# #flypatternperday challenge



## LowHydrogen (Dec 31, 2015)

Just saw this. So the challenge is to tie the fly shown? I have never had social media so I'm not super familiar with how these challenges work, but I'm game to try it. 

Does it have to be the same colors or just same pattern?


----------



## CrappieFisherman (Mar 15, 2015)

LowHydrogen said:


> Just saw this. So the challenge is to tie the fly shown? I have never had social media so I'm not super familiar with how these challenges work, but I'm game to try it.
> 
> Does it have to be the same colors or just same pattern?


Actually, you can tie anything you want, and in any color. The goal is to tie five different patterns over five days.


----------



## CrappieFisherman (Mar 15, 2015)

- **List of tasks**
a) In the fly-tying challenge thread, what is the stated goal of the challenge?
b) Continue the fly-tying challenge thread after its final line.
The data after this point is separate material and is not part of the fly-tying challenge thread.

- **Records provided**

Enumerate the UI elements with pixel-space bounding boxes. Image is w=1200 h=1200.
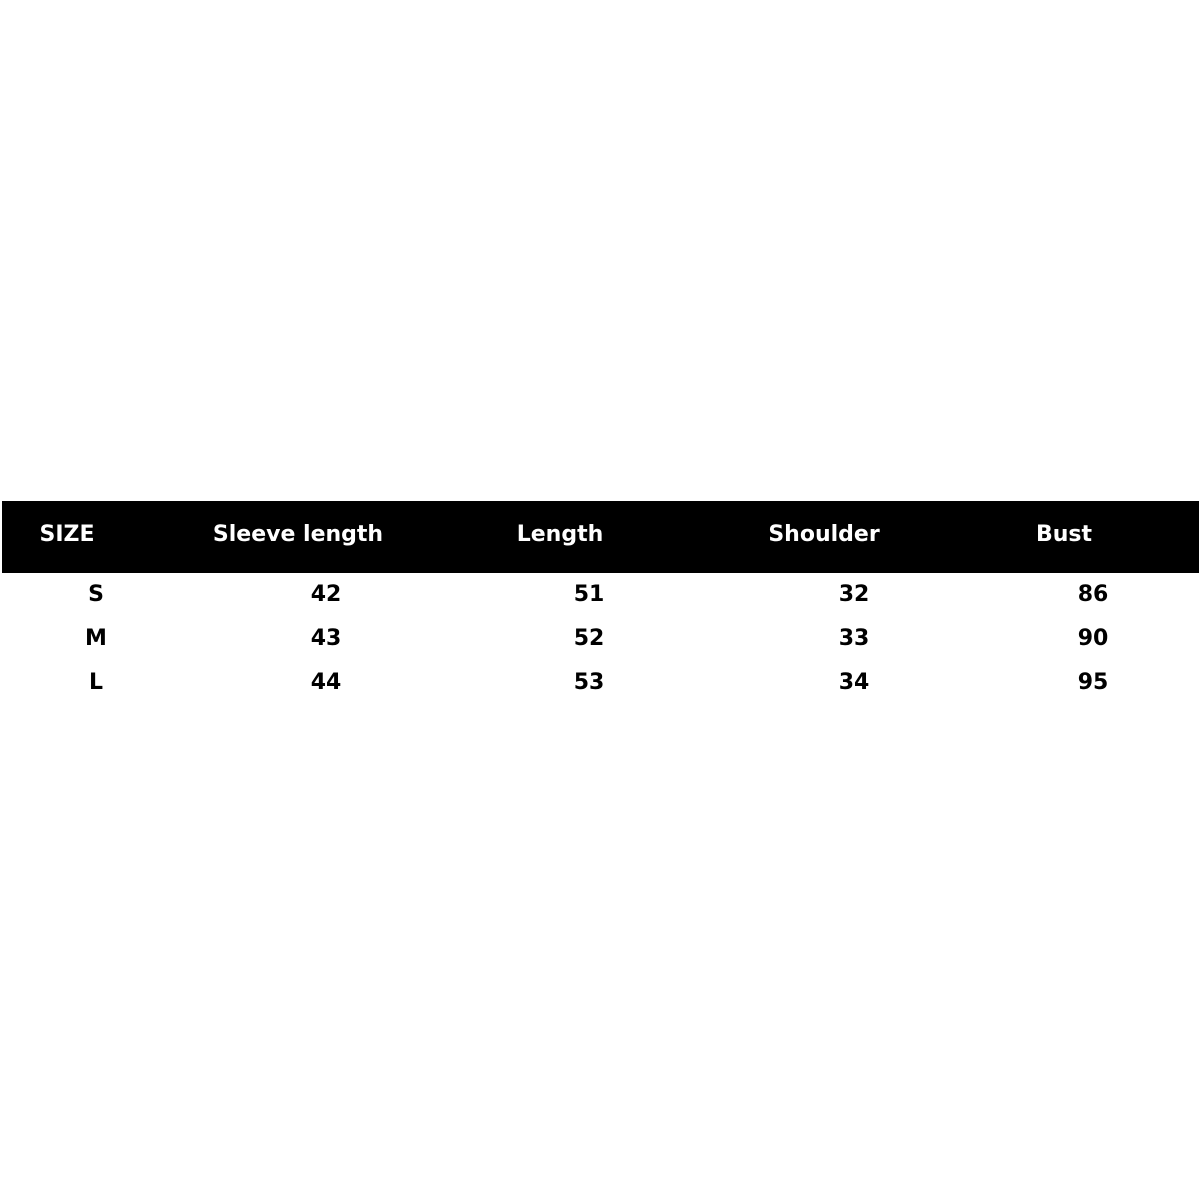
table-cell: 34 <box>838 670 870 695</box>
table-cell: 95 <box>1077 670 1109 695</box>
header-bar <box>2 501 1199 573</box>
header-cell: Bust <box>1035 522 1093 547</box>
table-cell: 51 <box>573 582 605 607</box>
table-cell: 44 <box>310 670 342 695</box>
table-cell: 32 <box>838 582 870 607</box>
table-cell: 43 <box>310 626 342 651</box>
header-cell: Sleeve length <box>212 522 384 547</box>
table-cell: 42 <box>310 582 342 607</box>
header-cell: Length <box>516 522 604 547</box>
table-cell: 52 <box>573 626 605 651</box>
table-cell: 86 <box>1077 582 1109 607</box>
table-cell: M <box>85 626 107 651</box>
table-cell: 90 <box>1077 626 1109 651</box>
header-cell: Shoulder <box>768 522 880 547</box>
table-cell: L <box>88 670 104 695</box>
header-cell: SIZE <box>39 522 95 547</box>
table-cell: S <box>88 582 104 607</box>
table-cell: 33 <box>838 626 870 651</box>
table-cell: 53 <box>573 670 605 695</box>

- **Outputs for the tasks**
a) To tie five different patterns over five days.

b)
In case anyone is curious, here were my five:

Day 1:
Modified CK Baitfish










Day 2:
Lefty's Deceiver










Day 3:
Gartside Gurgler










Day 4:
Clouser Minnow










Day 5 was the Kreelex (shown in original post).

This was just a fun challenge, and I'd thought I share it here. Traditionally, you are supposed to nominate a new person each day to complete the challenge, but I thought for the fifth day, I'd share here...I basically just used the whole thing to tie some new flies in different patterns (was the first time I tried a Gartside Gurgler).


----------



## LowHydrogen (Dec 31, 2015)

Well I'm going to go at this thing trying stuff I've never tied. So here's day 1. Grey/Chartreuse over white flat wing. Wing rolled slightly but... Here it is.

View attachment 1442


View attachment 1441


Edit. Pics Resized


----------



## CrappieFisherman (Mar 15, 2015)

LowHydrogen said:


> Well I'm going to go at this thing trying stuff I've never tied. So here's day 1. Grey/Chartreuse over white flat wing. Wing rolled slightly but... Here it is.
> View attachment 1428
> 
> 
> View attachment 1427


I've got to get some better stuff to do the head of my flies...is that the UV stuff?


----------



## LowHydrogen (Dec 31, 2015)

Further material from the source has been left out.